EXERCISE DETAILS:
Your task is to write out the complete listing exactly as it is shown.

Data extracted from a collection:
******************************

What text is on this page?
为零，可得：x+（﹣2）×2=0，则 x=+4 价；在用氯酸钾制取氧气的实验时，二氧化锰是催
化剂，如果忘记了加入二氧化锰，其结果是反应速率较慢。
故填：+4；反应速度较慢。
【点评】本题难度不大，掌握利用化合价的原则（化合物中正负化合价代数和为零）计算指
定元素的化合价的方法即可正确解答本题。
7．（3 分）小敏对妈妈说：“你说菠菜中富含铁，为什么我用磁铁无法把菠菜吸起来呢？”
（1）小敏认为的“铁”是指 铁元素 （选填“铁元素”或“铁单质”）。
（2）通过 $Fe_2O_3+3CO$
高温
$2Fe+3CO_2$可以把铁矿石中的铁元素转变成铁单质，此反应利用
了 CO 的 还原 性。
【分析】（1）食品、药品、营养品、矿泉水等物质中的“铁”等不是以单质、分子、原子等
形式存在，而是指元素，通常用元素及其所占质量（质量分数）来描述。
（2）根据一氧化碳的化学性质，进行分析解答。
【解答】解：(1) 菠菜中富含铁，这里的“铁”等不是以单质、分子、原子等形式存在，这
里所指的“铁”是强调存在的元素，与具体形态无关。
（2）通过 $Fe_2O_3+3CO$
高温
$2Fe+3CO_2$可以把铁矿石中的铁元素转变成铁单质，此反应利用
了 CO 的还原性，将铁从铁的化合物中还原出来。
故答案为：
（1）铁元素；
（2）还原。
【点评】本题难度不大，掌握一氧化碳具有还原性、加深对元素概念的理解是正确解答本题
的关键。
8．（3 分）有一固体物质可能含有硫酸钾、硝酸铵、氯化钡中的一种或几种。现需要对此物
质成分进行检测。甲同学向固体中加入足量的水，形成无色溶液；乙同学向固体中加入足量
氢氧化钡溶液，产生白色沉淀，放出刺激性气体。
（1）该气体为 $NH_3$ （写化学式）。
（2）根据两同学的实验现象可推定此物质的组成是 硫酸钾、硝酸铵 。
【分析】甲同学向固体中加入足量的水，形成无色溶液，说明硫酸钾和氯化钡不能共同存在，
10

******************************

FULL RESPONSE:
What text is on this page?
为零，可得：x+（﹣2）×2=0，则 x=+4 价；在用氯酸钾制取氧气的实验时，二氧化锰是催
化剂，如果忘记了加入二氧化锰，其结果是反应速率较慢。
故填：+4；反应速度较慢。
【点评】本题难度不大，掌握利用化合价的原则（化合物中正负化合价代数和为零）计算指
定元素的化合价的方法即可正确解答本题。
7．（3 分）小敏对妈妈说：“你说菠菜中富含铁，为什么我用磁铁无法把菠菜吸起来呢？”
（1）小敏认为的“铁”是指 铁元素 （选填“铁元素”或“铁单质”）。
（2）通过 $Fe_2O_3+3CO$
高温
$2Fe+3CO_2$可以把铁矿石中的铁元素转变成铁单质，此反应利用
了 CO 的 还原 性。
【分析】（1）食品、药品、营养品、矿泉水等物质中的“铁”等不是以单质、分子、原子等
形式存在，而是指元素，通常用元素及其所占质量（质量分数）来描述。
（2）根据一氧化碳的化学性质，进行分析解答。
【解答】解：(1) 菠菜中富含铁，这里的“铁”等不是以单质、分子、原子等形式存在，这
里所指的“铁”是强调存在的元素，与具体形态无关。
（2）通过 $Fe_2O_3+3CO$
高温
$2Fe+3CO_2$可以把铁矿石中的铁元素转变成铁单质，此反应利用
了 CO 的还原性，将铁从铁的化合物中还原出来。
故答案为：
（1）铁元素；
（2）还原。
【点评】本题难度不大，掌握一氧化碳具有还原性、加深对元素概念的理解是正确解答本题
的关键。
8．（3 分）有一固体物质可能含有硫酸钾、硝酸铵、氯化钡中的一种或几种。现需要对此物
质成分进行检测。甲同学向固体中加入足量的水，形成无色溶液；乙同学向固体中加入足量
氢氧化钡溶液，产生白色沉淀，放出刺激性气体。
（1）该气体为 $NH_3$ （写化学式）。
（2）根据两同学的实验现象可推定此物质的组成是 硫酸钾、硝酸铵 。
【分析】甲同学向固体中加入足量的水，形成无色溶液，说明硫酸钾和氯化钡不能共同存在，
10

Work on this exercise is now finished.